Required work >> Omit all images, then return the remaining material exactly as it stands.

Recorded data >>
◇ ◇ ◇ ◇ ◇ ◇ ◇

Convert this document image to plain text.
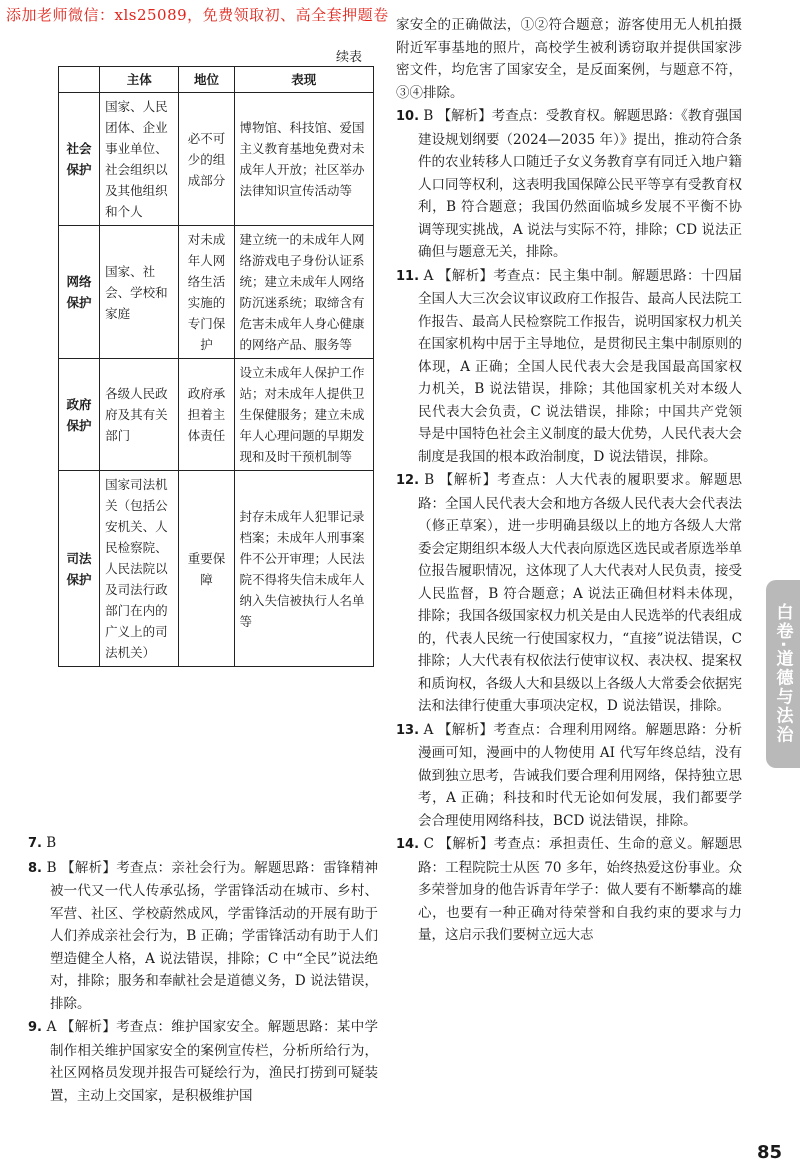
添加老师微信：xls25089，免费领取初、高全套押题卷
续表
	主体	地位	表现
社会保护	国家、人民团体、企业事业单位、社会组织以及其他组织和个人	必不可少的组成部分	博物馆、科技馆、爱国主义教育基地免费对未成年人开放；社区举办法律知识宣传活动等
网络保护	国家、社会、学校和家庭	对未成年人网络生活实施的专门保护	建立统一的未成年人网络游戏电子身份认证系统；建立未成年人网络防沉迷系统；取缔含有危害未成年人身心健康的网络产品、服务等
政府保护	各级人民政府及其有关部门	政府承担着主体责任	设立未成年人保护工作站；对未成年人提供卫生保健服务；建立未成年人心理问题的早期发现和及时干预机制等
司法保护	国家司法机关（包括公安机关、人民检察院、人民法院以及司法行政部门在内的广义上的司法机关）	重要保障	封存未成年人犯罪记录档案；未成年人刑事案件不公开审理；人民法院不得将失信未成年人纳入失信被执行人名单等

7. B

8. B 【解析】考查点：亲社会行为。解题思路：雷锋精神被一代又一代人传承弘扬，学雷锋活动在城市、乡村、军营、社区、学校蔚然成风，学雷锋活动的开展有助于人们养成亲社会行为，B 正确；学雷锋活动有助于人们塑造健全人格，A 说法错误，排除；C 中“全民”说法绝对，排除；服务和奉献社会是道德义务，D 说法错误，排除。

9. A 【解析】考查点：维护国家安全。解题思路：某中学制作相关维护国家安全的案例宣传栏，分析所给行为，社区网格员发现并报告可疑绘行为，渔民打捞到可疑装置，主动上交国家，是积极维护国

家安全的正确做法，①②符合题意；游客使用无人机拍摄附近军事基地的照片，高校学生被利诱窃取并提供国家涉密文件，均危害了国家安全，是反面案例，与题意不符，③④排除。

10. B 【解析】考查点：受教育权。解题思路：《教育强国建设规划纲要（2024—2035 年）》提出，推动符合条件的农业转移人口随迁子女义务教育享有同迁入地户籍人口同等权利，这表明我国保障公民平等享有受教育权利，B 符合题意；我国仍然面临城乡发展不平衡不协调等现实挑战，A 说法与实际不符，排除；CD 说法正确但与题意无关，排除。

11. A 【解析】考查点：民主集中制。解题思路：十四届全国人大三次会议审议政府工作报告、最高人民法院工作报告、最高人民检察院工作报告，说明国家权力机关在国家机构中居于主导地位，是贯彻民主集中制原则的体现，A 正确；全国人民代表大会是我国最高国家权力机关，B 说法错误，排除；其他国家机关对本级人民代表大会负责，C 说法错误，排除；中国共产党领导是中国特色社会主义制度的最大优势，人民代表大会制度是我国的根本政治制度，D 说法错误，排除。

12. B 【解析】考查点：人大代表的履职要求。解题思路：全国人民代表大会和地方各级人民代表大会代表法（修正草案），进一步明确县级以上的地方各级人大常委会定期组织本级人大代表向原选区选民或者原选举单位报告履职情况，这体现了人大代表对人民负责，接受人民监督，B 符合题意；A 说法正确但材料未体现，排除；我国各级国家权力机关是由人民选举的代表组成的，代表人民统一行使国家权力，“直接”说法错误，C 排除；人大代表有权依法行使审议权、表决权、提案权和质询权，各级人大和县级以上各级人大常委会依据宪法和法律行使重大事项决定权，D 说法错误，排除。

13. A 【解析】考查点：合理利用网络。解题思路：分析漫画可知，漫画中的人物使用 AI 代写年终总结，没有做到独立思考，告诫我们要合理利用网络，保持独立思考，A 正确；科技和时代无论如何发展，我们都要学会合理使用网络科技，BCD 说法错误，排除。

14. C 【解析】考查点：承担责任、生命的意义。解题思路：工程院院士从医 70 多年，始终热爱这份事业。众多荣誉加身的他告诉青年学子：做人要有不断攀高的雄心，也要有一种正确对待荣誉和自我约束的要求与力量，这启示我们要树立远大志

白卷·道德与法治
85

◇ ◇ ◇ ◇ ◇ ◇ ◇

Correct output >>
Convert this document image to plain text.
添加老师微信：xls25089，免费领取初、高全套押题卷
续表
	主体	地位	表现
社会保护	国家、人民团体、企业事业单位、社会组织以及其他组织和个人	必不可少的组成部分	博物馆、科技馆、爱国主义教育基地免费对未成年人开放；社区举办法律知识宣传活动等
网络保护	国家、社会、学校和家庭	对未成年人网络生活实施的专门保护	建立统一的未成年人网络游戏电子身份认证系统；建立未成年人网络防沉迷系统；取缔含有危害未成年人身心健康的网络产品、服务等
政府保护	各级人民政府及其有关部门	政府承担着主体责任	设立未成年人保护工作站；对未成年人提供卫生保健服务；建立未成年人心理问题的早期发现和及时干预机制等
司法保护	国家司法机关（包括公安机关、人民检察院、人民法院以及司法行政部门在内的广义上的司法机关）	重要保障	封存未成年人犯罪记录档案；未成年人刑事案件不公开审理；人民法院不得将失信未成年人纳入失信被执行人名单等

7. B

8. B 【解析】考查点：亲社会行为。解题思路：雷锋精神被一代又一代人传承弘扬，学雷锋活动在城市、乡村、军营、社区、学校蔚然成风，学雷锋活动的开展有助于人们养成亲社会行为，B 正确；学雷锋活动有助于人们塑造健全人格，A 说法错误，排除；C 中“全民”说法绝对，排除；服务和奉献社会是道德义务，D 说法错误，排除。

9. A 【解析】考查点：维护国家安全。解题思路：某中学制作相关维护国家安全的案例宣传栏，分析所给行为，社区网格员发现并报告可疑绘行为，渔民打捞到可疑装置，主动上交国家，是积极维护国

家安全的正确做法，①②符合题意；游客使用无人机拍摄附近军事基地的照片，高校学生被利诱窃取并提供国家涉密文件，均危害了国家安全，是反面案例，与题意不符，③④排除。

10. B 【解析】考查点：受教育权。解题思路：《教育强国建设规划纲要（2024—2035 年）》提出，推动符合条件的农业转移人口随迁子女义务教育享有同迁入地户籍人口同等权利，这表明我国保障公民平等享有受教育权利，B 符合题意；我国仍然面临城乡发展不平衡不协调等现实挑战，A 说法与实际不符，排除；CD 说法正确但与题意无关，排除。

11. A 【解析】考查点：民主集中制。解题思路：十四届全国人大三次会议审议政府工作报告、最高人民法院工作报告、最高人民检察院工作报告，说明国家权力机关在国家机构中居于主导地位，是贯彻民主集中制原则的体现，A 正确；全国人民代表大会是我国最高国家权力机关，B 说法错误，排除；其他国家机关对本级人民代表大会负责，C 说法错误，排除；中国共产党领导是中国特色社会主义制度的最大优势，人民代表大会制度是我国的根本政治制度，D 说法错误，排除。

12. B 【解析】考查点：人大代表的履职要求。解题思路：全国人民代表大会和地方各级人民代表大会代表法（修正草案），进一步明确县级以上的地方各级人大常委会定期组织本级人大代表向原选区选民或者原选举单位报告履职情况，这体现了人大代表对人民负责，接受人民监督，B 符合题意；A 说法正确但材料未体现，排除；我国各级国家权力机关是由人民选举的代表组成的，代表人民统一行使国家权力，“直接”说法错误，C 排除；人大代表有权依法行使审议权、表决权、提案权和质询权，各级人大和县级以上各级人大常委会依据宪法和法律行使重大事项决定权，D 说法错误，排除。

13. A 【解析】考查点：合理利用网络。解题思路：分析漫画可知，漫画中的人物使用 AI 代写年终总结，没有做到独立思考，告诫我们要合理利用网络，保持独立思考，A 正确；科技和时代无论如何发展，我们都要学会合理使用网络科技，BCD 说法错误，排除。

14. C 【解析】考查点：承担责任、生命的意义。解题思路：工程院院士从医 70 多年，始终热爱这份事业。众多荣誉加身的他告诉青年学子：做人要有不断攀高的雄心，也要有一种正确对待荣誉和自我约束的要求与力量，这启示我们要树立远大志

白卷·道德与法治
85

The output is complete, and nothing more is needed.